### To do
Quote every line of the data below as it stands, omitting pictures.

— BEGIN Data supplied —

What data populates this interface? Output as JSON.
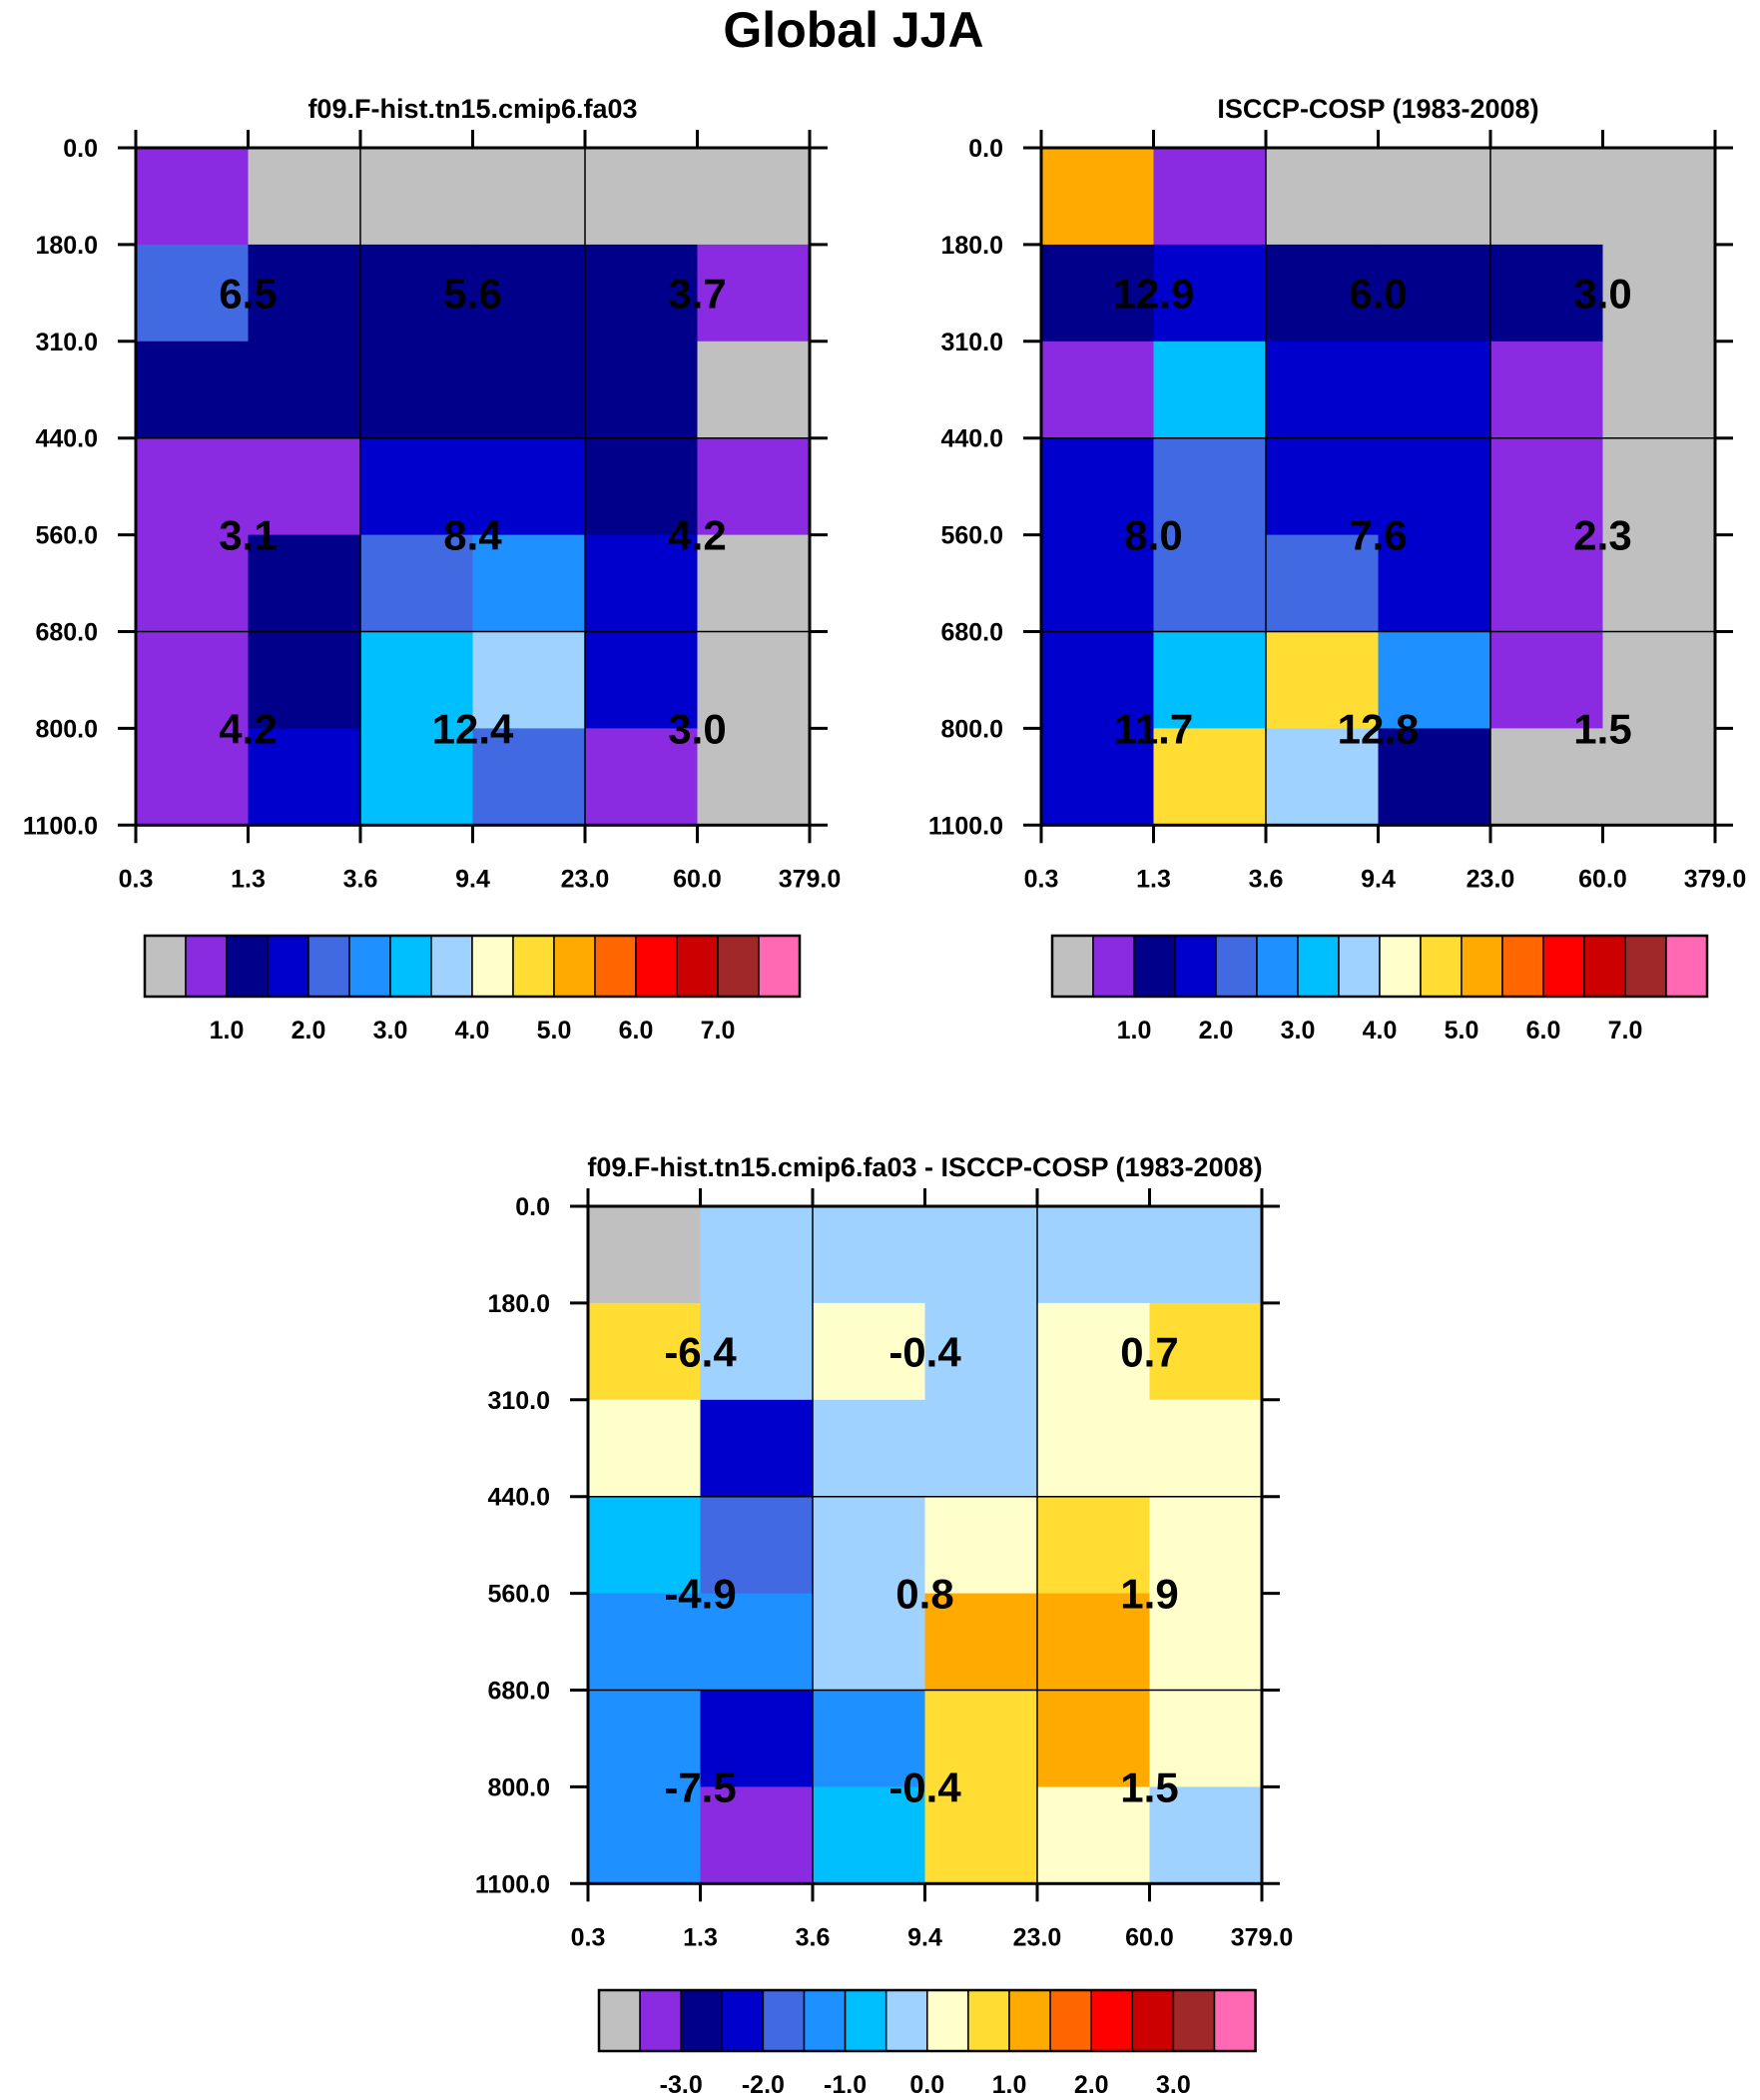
{
  "title": "Global JJA",
  "chart_data": [
    {
      "type": "heatmap",
      "title": "f09.F-hist.tn15.cmip6.fa03",
      "x_ticks": [
        "0.3",
        "1.3",
        "3.6",
        "9.4",
        "23.0",
        "60.0",
        "379.0"
      ],
      "y_ticks": [
        "0.0",
        "180.0",
        "310.0",
        "440.0",
        "560.0",
        "680.0",
        "800.0",
        "1100.0"
      ],
      "cells": [
        [
          1,
          0,
          0,
          0,
          0,
          0
        ],
        [
          4,
          2,
          2,
          2,
          2,
          1
        ],
        [
          2,
          2,
          2,
          2,
          2,
          0
        ],
        [
          1,
          1,
          3,
          3,
          2,
          1
        ],
        [
          1,
          2,
          4,
          5,
          3,
          0
        ],
        [
          1,
          2,
          6,
          7,
          3,
          0
        ],
        [
          1,
          3,
          6,
          4,
          1,
          0
        ]
      ],
      "block_values": [
        [
          "6.5",
          "5.6",
          "3.7"
        ],
        [
          "3.1",
          "8.4",
          "4.2"
        ],
        [
          "4.2",
          "12.4",
          "3.0"
        ]
      ],
      "colorbar_labels": [
        "1.0",
        "2.0",
        "3.0",
        "4.0",
        "5.0",
        "6.0",
        "7.0"
      ],
      "colorbar_colors": [
        "#c0c0c0",
        "#8a2be2",
        "#00008b",
        "#0000cd",
        "#4169e1",
        "#1e90ff",
        "#00bfff",
        "#a0d2ff",
        "#ffffcc",
        "#ffdd33",
        "#ffaa00",
        "#ff6600",
        "#ff0000",
        "#cc0000",
        "#a02828",
        "#ff69b4"
      ]
    },
    {
      "type": "heatmap",
      "title": "ISCCP-COSP (1983-2008)",
      "x_ticks": [
        "0.3",
        "1.3",
        "3.6",
        "9.4",
        "23.0",
        "60.0",
        "379.0"
      ],
      "y_ticks": [
        "0.0",
        "180.0",
        "310.0",
        "440.0",
        "560.0",
        "680.0",
        "800.0",
        "1100.0"
      ],
      "cells": [
        [
          10,
          1,
          0,
          0,
          0,
          0
        ],
        [
          2,
          3,
          2,
          2,
          2,
          0
        ],
        [
          1,
          6,
          3,
          3,
          1,
          0
        ],
        [
          3,
          4,
          3,
          3,
          1,
          0
        ],
        [
          3,
          4,
          4,
          3,
          1,
          0
        ],
        [
          3,
          6,
          9,
          5,
          1,
          0
        ],
        [
          3,
          9,
          7,
          2,
          0,
          0
        ]
      ],
      "block_values": [
        [
          "12.9",
          "6.0",
          "3.0"
        ],
        [
          "8.0",
          "7.6",
          "2.3"
        ],
        [
          "11.7",
          "12.8",
          "1.5"
        ]
      ],
      "colorbar_labels": [
        "1.0",
        "2.0",
        "3.0",
        "4.0",
        "5.0",
        "6.0",
        "7.0"
      ],
      "colorbar_colors": [
        "#c0c0c0",
        "#8a2be2",
        "#00008b",
        "#0000cd",
        "#4169e1",
        "#1e90ff",
        "#00bfff",
        "#a0d2ff",
        "#ffffcc",
        "#ffdd33",
        "#ffaa00",
        "#ff6600",
        "#ff0000",
        "#cc0000",
        "#a02828",
        "#ff69b4"
      ]
    },
    {
      "type": "heatmap",
      "title": "f09.F-hist.tn15.cmip6.fa03 - ISCCP-COSP (1983-2008)",
      "x_ticks": [
        "0.3",
        "1.3",
        "3.6",
        "9.4",
        "23.0",
        "60.0",
        "379.0"
      ],
      "y_ticks": [
        "0.0",
        "180.0",
        "310.0",
        "440.0",
        "560.0",
        "680.0",
        "800.0",
        "1100.0"
      ],
      "cells": [
        [
          0,
          7,
          7,
          7,
          7,
          7
        ],
        [
          9,
          7,
          8,
          7,
          8,
          9
        ],
        [
          8,
          3,
          7,
          7,
          8,
          8
        ],
        [
          6,
          4,
          7,
          8,
          9,
          8
        ],
        [
          5,
          5,
          7,
          10,
          10,
          8
        ],
        [
          5,
          3,
          5,
          9,
          10,
          8
        ],
        [
          5,
          1,
          6,
          9,
          8,
          7
        ]
      ],
      "block_values": [
        [
          "-6.4",
          "-0.4",
          "0.7"
        ],
        [
          "-4.9",
          "0.8",
          "1.9"
        ],
        [
          "-7.5",
          "-0.4",
          "1.5"
        ]
      ],
      "colorbar_labels": [
        "-3.0",
        "-2.0",
        "-1.0",
        "0.0",
        "1.0",
        "2.0",
        "3.0"
      ],
      "colorbar_colors": [
        "#c0c0c0",
        "#8a2be2",
        "#00008b",
        "#0000cd",
        "#4169e1",
        "#1e90ff",
        "#00bfff",
        "#a0d2ff",
        "#ffffcc",
        "#ffdd33",
        "#ffaa00",
        "#ff6600",
        "#ff0000",
        "#cc0000",
        "#a02828",
        "#ff69b4"
      ]
    }
  ]
}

— END Data supplied —

### Correct output
What data populates this interface? Output as JSON.
{
  "title": "Global JJA",
  "chart_data": [
    {
      "type": "heatmap",
      "title": "f09.F-hist.tn15.cmip6.fa03",
      "x_ticks": [
        "0.3",
        "1.3",
        "3.6",
        "9.4",
        "23.0",
        "60.0",
        "379.0"
      ],
      "y_ticks": [
        "0.0",
        "180.0",
        "310.0",
        "440.0",
        "560.0",
        "680.0",
        "800.0",
        "1100.0"
      ],
      "cells": [
        [
          1,
          0,
          0,
          0,
          0,
          0
        ],
        [
          4,
          2,
          2,
          2,
          2,
          1
        ],
        [
          2,
          2,
          2,
          2,
          2,
          0
        ],
        [
          1,
          1,
          3,
          3,
          2,
          1
        ],
        [
          1,
          2,
          4,
          5,
          3,
          0
        ],
        [
          1,
          2,
          6,
          7,
          3,
          0
        ],
        [
          1,
          3,
          6,
          4,
          1,
          0
        ]
      ],
      "block_values": [
        [
          "6.5",
          "5.6",
          "3.7"
        ],
        [
          "3.1",
          "8.4",
          "4.2"
        ],
        [
          "4.2",
          "12.4",
          "3.0"
        ]
      ],
      "colorbar_labels": [
        "1.0",
        "2.0",
        "3.0",
        "4.0",
        "5.0",
        "6.0",
        "7.0"
      ],
      "colorbar_colors": [
        "#c0c0c0",
        "#8a2be2",
        "#00008b",
        "#0000cd",
        "#4169e1",
        "#1e90ff",
        "#00bfff",
        "#a0d2ff",
        "#ffffcc",
        "#ffdd33",
        "#ffaa00",
        "#ff6600",
        "#ff0000",
        "#cc0000",
        "#a02828",
        "#ff69b4"
      ]
    },
    {
      "type": "heatmap",
      "title": "ISCCP-COSP (1983-2008)",
      "x_ticks": [
        "0.3",
        "1.3",
        "3.6",
        "9.4",
        "23.0",
        "60.0",
        "379.0"
      ],
      "y_ticks": [
        "0.0",
        "180.0",
        "310.0",
        "440.0",
        "560.0",
        "680.0",
        "800.0",
        "1100.0"
      ],
      "cells": [
        [
          10,
          1,
          0,
          0,
          0,
          0
        ],
        [
          2,
          3,
          2,
          2,
          2,
          0
        ],
        [
          1,
          6,
          3,
          3,
          1,
          0
        ],
        [
          3,
          4,
          3,
          3,
          1,
          0
        ],
        [
          3,
          4,
          4,
          3,
          1,
          0
        ],
        [
          3,
          6,
          9,
          5,
          1,
          0
        ],
        [
          3,
          9,
          7,
          2,
          0,
          0
        ]
      ],
      "block_values": [
        [
          "12.9",
          "6.0",
          "3.0"
        ],
        [
          "8.0",
          "7.6",
          "2.3"
        ],
        [
          "11.7",
          "12.8",
          "1.5"
        ]
      ],
      "colorbar_labels": [
        "1.0",
        "2.0",
        "3.0",
        "4.0",
        "5.0",
        "6.0",
        "7.0"
      ],
      "colorbar_colors": [
        "#c0c0c0",
        "#8a2be2",
        "#00008b",
        "#0000cd",
        "#4169e1",
        "#1e90ff",
        "#00bfff",
        "#a0d2ff",
        "#ffffcc",
        "#ffdd33",
        "#ffaa00",
        "#ff6600",
        "#ff0000",
        "#cc0000",
        "#a02828",
        "#ff69b4"
      ]
    },
    {
      "type": "heatmap",
      "title": "f09.F-hist.tn15.cmip6.fa03 - ISCCP-COSP (1983-2008)",
      "x_ticks": [
        "0.3",
        "1.3",
        "3.6",
        "9.4",
        "23.0",
        "60.0",
        "379.0"
      ],
      "y_ticks": [
        "0.0",
        "180.0",
        "310.0",
        "440.0",
        "560.0",
        "680.0",
        "800.0",
        "1100.0"
      ],
      "cells": [
        [
          0,
          7,
          7,
          7,
          7,
          7
        ],
        [
          9,
          7,
          8,
          7,
          8,
          9
        ],
        [
          8,
          3,
          7,
          7,
          8,
          8
        ],
        [
          6,
          4,
          7,
          8,
          9,
          8
        ],
        [
          5,
          5,
          7,
          10,
          10,
          8
        ],
        [
          5,
          3,
          5,
          9,
          10,
          8
        ],
        [
          5,
          1,
          6,
          9,
          8,
          7
        ]
      ],
      "block_values": [
        [
          "-6.4",
          "-0.4",
          "0.7"
        ],
        [
          "-4.9",
          "0.8",
          "1.9"
        ],
        [
          "-7.5",
          "-0.4",
          "1.5"
        ]
      ],
      "colorbar_labels": [
        "-3.0",
        "-2.0",
        "-1.0",
        "0.0",
        "1.0",
        "2.0",
        "3.0"
      ],
      "colorbar_colors": [
        "#c0c0c0",
        "#8a2be2",
        "#00008b",
        "#0000cd",
        "#4169e1",
        "#1e90ff",
        "#00bfff",
        "#a0d2ff",
        "#ffffcc",
        "#ffdd33",
        "#ffaa00",
        "#ff6600",
        "#ff0000",
        "#cc0000",
        "#a02828",
        "#ff69b4"
      ]
    }
  ]
}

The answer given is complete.